Could you output each of the following rows word for word, leaving out the pictures?

>>>

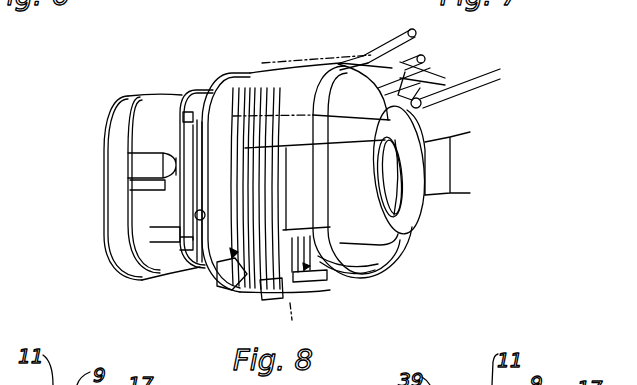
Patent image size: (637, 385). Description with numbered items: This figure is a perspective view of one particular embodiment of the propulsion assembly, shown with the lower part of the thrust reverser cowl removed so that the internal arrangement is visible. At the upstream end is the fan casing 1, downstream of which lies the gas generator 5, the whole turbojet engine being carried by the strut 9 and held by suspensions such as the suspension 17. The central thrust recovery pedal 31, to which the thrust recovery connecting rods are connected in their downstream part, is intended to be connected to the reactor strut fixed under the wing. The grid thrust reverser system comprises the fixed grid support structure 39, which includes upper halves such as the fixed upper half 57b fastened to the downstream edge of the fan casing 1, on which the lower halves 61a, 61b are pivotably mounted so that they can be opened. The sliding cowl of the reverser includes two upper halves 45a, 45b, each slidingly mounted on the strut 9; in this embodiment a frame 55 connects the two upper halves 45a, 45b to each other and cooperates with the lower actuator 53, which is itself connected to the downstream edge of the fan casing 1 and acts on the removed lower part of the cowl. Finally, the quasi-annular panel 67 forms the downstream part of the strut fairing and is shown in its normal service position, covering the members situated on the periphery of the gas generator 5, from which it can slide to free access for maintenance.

The fan casing 1 is at (173, 94).
The gas generator 5 is at (394, 173).
The strut 9 is at (302, 54).
The suspension 17 is at (392, 43).
The central thrust recovery pedal 31 is at (463, 88).
The fixed grid support structure 39 is at (216, 68).
The upper half of the sliding cowl 45a is at (435, 182).
The upper half of the sliding cowl 45b is at (420, 68).
The lower actuator 53 is at (337, 275).
The frame 55 is at (393, 267).
The fixed upper half of the grid support structure 57b is at (230, 93).
The lower half of the grid support structure 61a is at (308, 281).
The lower half of the grid support structure 61b is at (222, 277).
The quasi-annular panel 67 is at (410, 210).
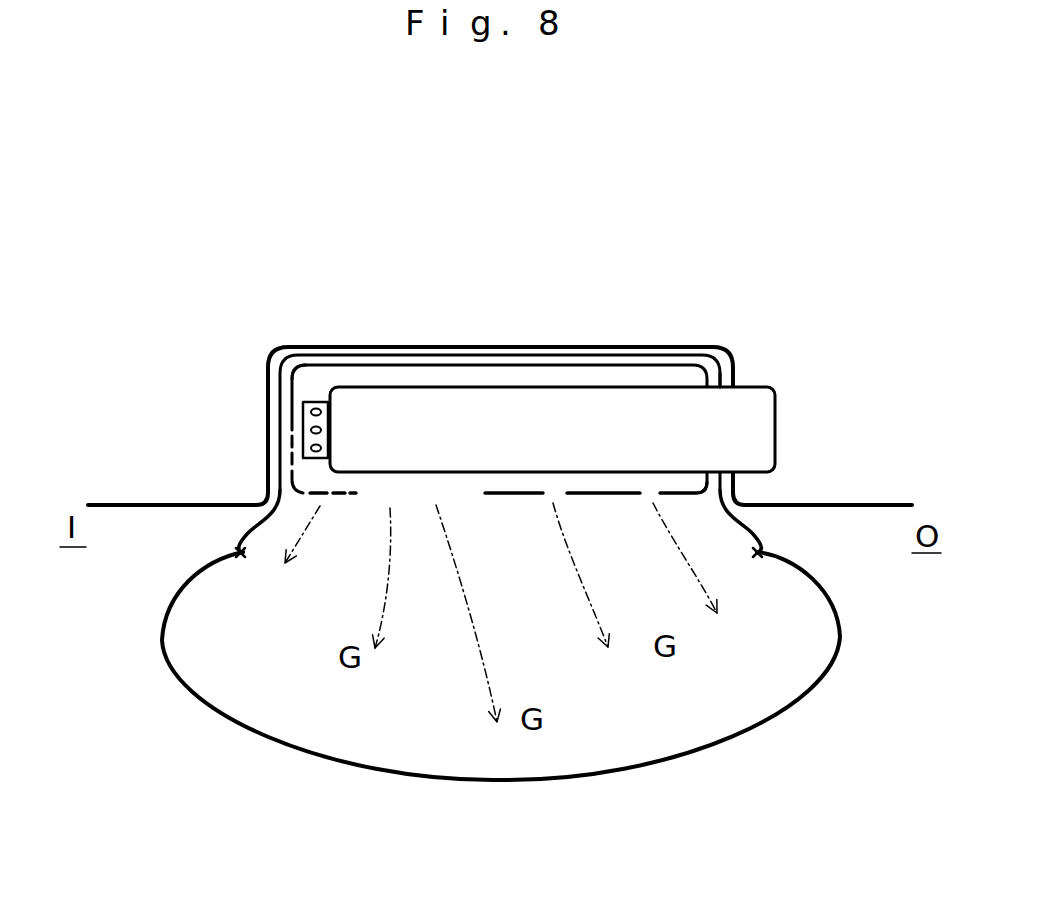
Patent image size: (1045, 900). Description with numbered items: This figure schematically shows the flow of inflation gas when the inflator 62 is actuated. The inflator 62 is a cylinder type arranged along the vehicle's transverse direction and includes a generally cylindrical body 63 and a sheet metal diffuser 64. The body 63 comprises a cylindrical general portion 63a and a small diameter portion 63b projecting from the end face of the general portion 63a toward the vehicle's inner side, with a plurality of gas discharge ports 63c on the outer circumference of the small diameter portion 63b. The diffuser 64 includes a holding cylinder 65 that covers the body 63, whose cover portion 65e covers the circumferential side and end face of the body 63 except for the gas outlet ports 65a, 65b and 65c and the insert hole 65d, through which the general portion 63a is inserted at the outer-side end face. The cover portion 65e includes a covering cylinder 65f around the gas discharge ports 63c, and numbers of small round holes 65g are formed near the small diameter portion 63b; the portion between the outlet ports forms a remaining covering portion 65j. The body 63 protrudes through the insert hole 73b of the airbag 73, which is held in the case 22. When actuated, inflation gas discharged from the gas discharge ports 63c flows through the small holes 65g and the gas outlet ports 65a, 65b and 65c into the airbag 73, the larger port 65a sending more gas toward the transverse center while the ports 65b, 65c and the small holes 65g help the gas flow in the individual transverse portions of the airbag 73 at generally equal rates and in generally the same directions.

The case 22 is at (622, 346).
The inflator 62 is at (888, 268).
The body 63 is at (778, 427).
The general portion 63a is at (748, 450).
The small diameter portion 63b is at (329, 428).
The gas discharge ports 63c is at (317, 406).
The diffuser 64 is at (710, 366).
The holding cylinder 65 is at (513, 353).
The gas outlet port 65a is at (458, 495).
The gas outlet port 65b is at (302, 410).
The gas outlet port 65c is at (645, 497).
The insert hole 65d is at (710, 472).
The cover portion 65e is at (288, 378).
The covering cylinder 65f is at (303, 400).
The small holes 65g is at (327, 497).
The remaining covering portion 65j is at (510, 497).
The airbag 73 is at (183, 723).
The insert hole 73b is at (722, 385).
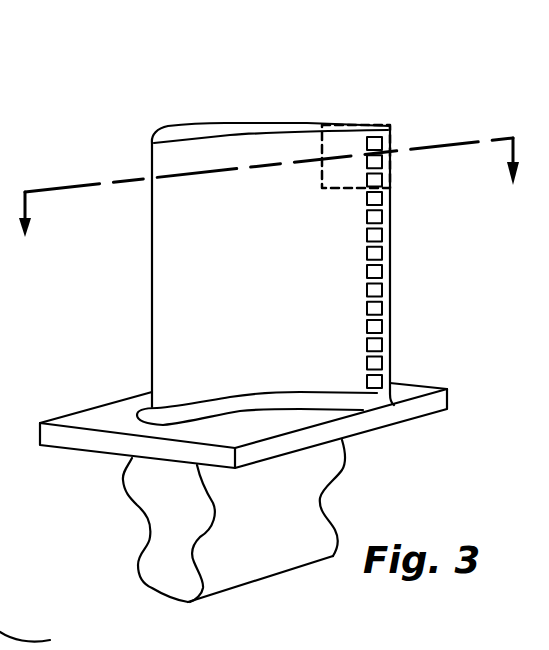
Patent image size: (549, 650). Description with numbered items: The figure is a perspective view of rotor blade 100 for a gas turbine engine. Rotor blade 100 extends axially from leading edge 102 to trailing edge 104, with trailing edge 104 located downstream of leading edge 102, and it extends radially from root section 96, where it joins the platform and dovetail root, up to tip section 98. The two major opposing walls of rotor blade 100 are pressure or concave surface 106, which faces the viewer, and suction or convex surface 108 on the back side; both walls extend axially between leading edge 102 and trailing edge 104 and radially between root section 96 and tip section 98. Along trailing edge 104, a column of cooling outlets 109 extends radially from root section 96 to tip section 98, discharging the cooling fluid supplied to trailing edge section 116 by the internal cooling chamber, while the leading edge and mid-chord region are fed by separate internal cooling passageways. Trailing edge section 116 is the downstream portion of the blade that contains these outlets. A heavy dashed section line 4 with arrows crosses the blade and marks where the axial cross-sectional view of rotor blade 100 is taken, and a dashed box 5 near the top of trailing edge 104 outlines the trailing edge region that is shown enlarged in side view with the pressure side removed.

The rotor blade 100 is at (277, 78).
The leading edge 102 is at (152, 143).
The trailing edge 104 is at (393, 131).
The tip section 98 is at (312, 126).
The suction or convex surface (back) 108 is at (220, 110).
The pressure or concave surface (front) 106 is at (192, 272).
The root section 96 is at (167, 382).
The cooling outlets 109 is at (376, 270).
The trailing edge section 116 is at (70, 649).
The section line 4- 4 is at (270, 206).
The enlarged trailing edge region 5 is at (390, 185).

<<<

• **TASK SOLUTION**
Patent image size: (637, 385). Description with numbered items: This figure is a perspective view of one particular embodiment of the propulsion assembly, shown with the lower part of the thrust reverser cowl removed so that the internal arrangement is visible. At the upstream end is the fan casing 1, downstream of which lies the gas generator 5, the whole turbojet engine being carried by the strut 9 and held by suspensions such as the suspension 17. The central thrust recovery pedal 31, to which the thrust recovery connecting rods are connected in their downstream part, is intended to be connected to the reactor strut fixed under the wing. The grid thrust reverser system comprises the fixed grid support structure 39, which includes upper halves such as the fixed upper half 57b fastened to the downstream edge of the fan casing 1, on which the lower halves 61a, 61b are pivotably mounted so that they can be opened. The sliding cowl of the reverser includes two upper halves 45a, 45b, each slidingly mounted on the strut 9; in this embodiment a frame 55 connects the two upper halves 45a, 45b to each other and cooperates with the lower actuator 53, which is itself connected to the downstream edge of the fan casing 1 and acts on the removed lower part of the cowl. Finally, the quasi-annular panel 67 forms the downstream part of the strut fairing and is shown in its normal service position, covering the members situated on the periphery of the gas generator 5, from which it can slide to free access for maintenance.

The fan casing 1 is at (173, 94).
The gas generator 5 is at (394, 173).
The strut 9 is at (302, 54).
The suspension 17 is at (392, 43).
The central thrust recovery pedal 31 is at (463, 88).
The fixed grid support structure 39 is at (216, 68).
The upper half of the sliding cowl 45a is at (435, 182).
The upper half of the sliding cowl 45b is at (420, 68).
The lower actuator 53 is at (337, 275).
The frame 55 is at (393, 267).
The fixed upper half of the grid support structure 57b is at (230, 93).
The lower half of the grid support structure 61a is at (308, 281).
The lower half of the grid support structure 61b is at (222, 277).
The quasi-annular panel 67 is at (410, 210).
Patent image size: (1045, 900). Description with numbered items: This figure schematically shows the flow of inflation gas when the inflator 62 is actuated. The inflator 62 is a cylinder type arranged along the vehicle's transverse direction and includes a generally cylindrical body 63 and a sheet metal diffuser 64. The body 63 comprises a cylindrical general portion 63a and a small diameter portion 63b projecting from the end face of the general portion 63a toward the vehicle's inner side, with a plurality of gas discharge ports 63c on the outer circumference of the small diameter portion 63b. The diffuser 64 includes a holding cylinder 65 that covers the body 63, whose cover portion 65e covers the circumferential side and end face of the body 63 except for the gas outlet ports 65a, 65b and 65c and the insert hole 65d, through which the general portion 63a is inserted at the outer-side end face. The cover portion 65e includes a covering cylinder 65f around the gas discharge ports 63c, and numbers of small round holes 65g are formed near the small diameter portion 63b; the portion between the outlet ports forms a remaining covering portion 65j. The body 63 protrudes through the insert hole 73b of the airbag 73, which is held in the case 22. When actuated, inflation gas discharged from the gas discharge ports 63c flows through the small holes 65g and the gas outlet ports 65a, 65b and 65c into the airbag 73, the larger port 65a sending more gas toward the transverse center while the ports 65b, 65c and the small holes 65g help the gas flow in the individual transverse portions of the airbag 73 at generally equal rates and in generally the same directions.

The case 22 is at (622, 346).
The inflator 62 is at (888, 268).
The body 63 is at (778, 427).
The general portion 63a is at (748, 450).
The small diameter portion 63b is at (329, 428).
The gas discharge ports 63c is at (317, 406).
The diffuser 64 is at (710, 366).
The holding cylinder 65 is at (513, 353).
The gas outlet port 65a is at (458, 495).
The gas outlet port 65b is at (302, 410).
The gas outlet port 65c is at (645, 497).
The insert hole 65d is at (710, 472).
The cover portion 65e is at (288, 378).
The covering cylinder 65f is at (303, 400).
The small holes 65g is at (327, 497).
The remaining covering portion 65j is at (510, 497).
The airbag 73 is at (183, 723).
The insert hole 73b is at (722, 385).
Patent image size: (549, 650). Description with numbered items: The figure is a perspective view of rotor blade 100 for a gas turbine engine. Rotor blade 100 extends axially from leading edge 102 to trailing edge 104, with trailing edge 104 located downstream of leading edge 102, and it extends radially from root section 96, where it joins the platform and dovetail root, up to tip section 98. The two major opposing walls of rotor blade 100 are pressure or concave surface 106, which faces the viewer, and suction or convex surface 108 on the back side; both walls extend axially between leading edge 102 and trailing edge 104 and radially between root section 96 and tip section 98. Along trailing edge 104, a column of cooling outlets 109 extends radially from root section 96 to tip section 98, discharging the cooling fluid supplied to trailing edge section 116 by the internal cooling chamber, while the leading edge and mid-chord region are fed by separate internal cooling passageways. Trailing edge section 116 is the downstream portion of the blade that contains these outlets. A heavy dashed section line 4 with arrows crosses the blade and marks where the axial cross-sectional view of rotor blade 100 is taken, and a dashed box 5 near the top of trailing edge 104 outlines the trailing edge region that is shown enlarged in side view with the pressure side removed.

The rotor blade 100 is at (277, 78).
The leading edge 102 is at (152, 143).
The trailing edge 104 is at (393, 131).
The tip section 98 is at (312, 126).
The suction or convex surface (back) 108 is at (220, 110).
The pressure or concave surface (front) 106 is at (192, 272).
The root section 96 is at (167, 382).
The cooling outlets 109 is at (376, 270).
The trailing edge section 116 is at (70, 649).
The section line 4- 4 is at (270, 206).
The enlarged trailing edge region 5 is at (390, 185).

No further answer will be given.